Exercise goal:
Extract the records below word for word and ignore the images.
* Begin Data for processing *
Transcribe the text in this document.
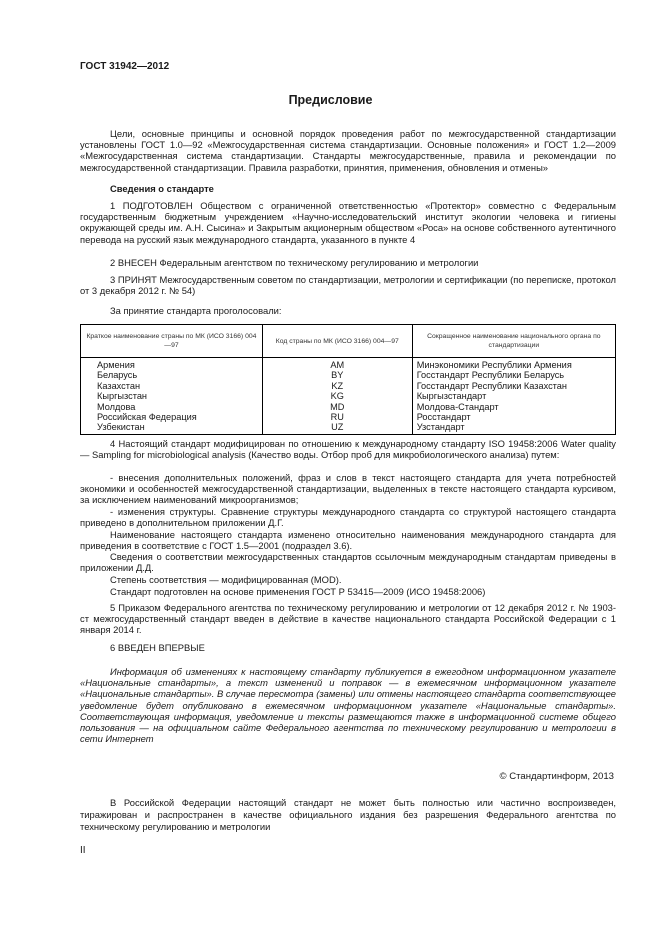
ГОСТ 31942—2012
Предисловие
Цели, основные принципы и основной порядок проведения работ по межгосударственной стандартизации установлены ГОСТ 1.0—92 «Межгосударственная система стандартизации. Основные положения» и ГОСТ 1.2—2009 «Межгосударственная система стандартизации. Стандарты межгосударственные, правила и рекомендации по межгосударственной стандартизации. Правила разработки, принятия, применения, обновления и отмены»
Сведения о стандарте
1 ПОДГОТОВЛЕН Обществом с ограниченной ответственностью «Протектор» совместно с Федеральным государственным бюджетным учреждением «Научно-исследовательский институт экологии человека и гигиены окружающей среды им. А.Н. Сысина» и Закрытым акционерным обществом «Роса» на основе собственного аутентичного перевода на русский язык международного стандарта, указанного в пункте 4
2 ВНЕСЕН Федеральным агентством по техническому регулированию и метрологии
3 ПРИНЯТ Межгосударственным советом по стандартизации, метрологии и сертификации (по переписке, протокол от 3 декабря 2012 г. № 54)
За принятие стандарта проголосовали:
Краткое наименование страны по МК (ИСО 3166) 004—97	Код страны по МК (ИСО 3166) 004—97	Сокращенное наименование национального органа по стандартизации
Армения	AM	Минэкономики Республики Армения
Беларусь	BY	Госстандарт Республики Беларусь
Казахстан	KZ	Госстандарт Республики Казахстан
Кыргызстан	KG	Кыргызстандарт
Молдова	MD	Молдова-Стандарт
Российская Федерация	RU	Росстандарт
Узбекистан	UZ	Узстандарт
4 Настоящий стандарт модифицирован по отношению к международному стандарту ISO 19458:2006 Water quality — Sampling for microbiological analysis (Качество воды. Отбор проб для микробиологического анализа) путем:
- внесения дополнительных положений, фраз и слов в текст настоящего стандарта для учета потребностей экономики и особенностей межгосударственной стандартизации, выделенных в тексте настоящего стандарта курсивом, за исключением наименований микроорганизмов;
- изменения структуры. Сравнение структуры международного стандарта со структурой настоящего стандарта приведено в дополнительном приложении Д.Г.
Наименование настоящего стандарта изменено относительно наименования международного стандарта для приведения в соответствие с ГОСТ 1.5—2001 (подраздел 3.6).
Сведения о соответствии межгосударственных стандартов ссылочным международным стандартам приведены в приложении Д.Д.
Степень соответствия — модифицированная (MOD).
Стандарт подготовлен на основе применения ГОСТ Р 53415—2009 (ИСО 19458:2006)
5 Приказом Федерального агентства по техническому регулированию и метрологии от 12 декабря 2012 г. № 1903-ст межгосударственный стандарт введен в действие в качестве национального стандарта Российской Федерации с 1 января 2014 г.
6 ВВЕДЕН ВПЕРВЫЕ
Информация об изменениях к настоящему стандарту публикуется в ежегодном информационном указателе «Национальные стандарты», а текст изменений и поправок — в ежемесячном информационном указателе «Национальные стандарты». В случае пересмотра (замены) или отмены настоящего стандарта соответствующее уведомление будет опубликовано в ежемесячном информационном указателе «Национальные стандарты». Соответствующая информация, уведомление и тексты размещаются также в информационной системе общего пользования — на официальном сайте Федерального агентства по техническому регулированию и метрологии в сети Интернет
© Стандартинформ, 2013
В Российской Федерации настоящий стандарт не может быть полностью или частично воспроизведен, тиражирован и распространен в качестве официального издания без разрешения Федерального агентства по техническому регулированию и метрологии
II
* End Data for processing *
Complete output:
Transcribe the text in this document.
ГОСТ 31942—2012
Предисловие
Цели, основные принципы и основной порядок проведения работ по межгосударственной стандартизации установлены ГОСТ 1.0—92 «Межгосударственная система стандартизации. Основные положения» и ГОСТ 1.2—2009 «Межгосударственная система стандартизации. Стандарты межгосударственные, правила и рекомендации по межгосударственной стандартизации. Правила разработки, принятия, применения, обновления и отмены»
Сведения о стандарте
1 ПОДГОТОВЛЕН Обществом с ограниченной ответственностью «Протектор» совместно с Федеральным государственным бюджетным учреждением «Научно-исследовательский институт экологии человека и гигиены окружающей среды им. А.Н. Сысина» и Закрытым акционерным обществом «Роса» на основе собственного аутентичного перевода на русский язык международного стандарта, указанного в пункте 4
2 ВНЕСЕН Федеральным агентством по техническому регулированию и метрологии
3 ПРИНЯТ Межгосударственным советом по стандартизации, метрологии и сертификации (по переписке, протокол от 3 декабря 2012 г. № 54)
За принятие стандарта проголосовали:
Краткое наименование страны по МК (ИСО 3166) 004—97	Код страны по МК (ИСО 3166) 004—97	Сокращенное наименование национального органа по стандартизации
Армения	AM	Минэкономики Республики Армения
Беларусь	BY	Госстандарт Республики Беларусь
Казахстан	KZ	Госстандарт Республики Казахстан
Кыргызстан	KG	Кыргызстандарт
Молдова	MD	Молдова-Стандарт
Российская Федерация	RU	Росстандарт
Узбекистан	UZ	Узстандарт
4 Настоящий стандарт модифицирован по отношению к международному стандарту ISO 19458:2006 Water quality — Sampling for microbiological analysis (Качество воды. Отбор проб для микробиологического анализа) путем:
- внесения дополнительных положений, фраз и слов в текст настоящего стандарта для учета потребностей экономики и особенностей межгосударственной стандартизации, выделенных в тексте настоящего стандарта курсивом, за исключением наименований микроорганизмов;
- изменения структуры. Сравнение структуры международного стандарта со структурой настоящего стандарта приведено в дополнительном приложении Д.Г.
Наименование настоящего стандарта изменено относительно наименования международного стандарта для приведения в соответствие с ГОСТ 1.5—2001 (подраздел 3.6).
Сведения о соответствии межгосударственных стандартов ссылочным международным стандартам приведены в приложении Д.Д.
Степень соответствия — модифицированная (MOD).
Стандарт подготовлен на основе применения ГОСТ Р 53415—2009 (ИСО 19458:2006)
5 Приказом Федерального агентства по техническому регулированию и метрологии от 12 декабря 2012 г. № 1903-ст межгосударственный стандарт введен в действие в качестве национального стандарта Российской Федерации с 1 января 2014 г.
6 ВВЕДЕН ВПЕРВЫЕ
Информация об изменениях к настоящему стандарту публикуется в ежегодном информационном указателе «Национальные стандарты», а текст изменений и поправок — в ежемесячном информационном указателе «Национальные стандарты». В случае пересмотра (замены) или отмены настоящего стандарта соответствующее уведомление будет опубликовано в ежемесячном информационном указателе «Национальные стандарты». Соответствующая информация, уведомление и тексты размещаются также в информационной системе общего пользования — на официальном сайте Федерального агентства по техническому регулированию и метрологии в сети Интернет
© Стандартинформ, 2013
В Российской Федерации настоящий стандарт не может быть полностью или частично воспроизведен, тиражирован и распространен в качестве официального издания без разрешения Федерального агентства по техническому регулированию и метрологии
II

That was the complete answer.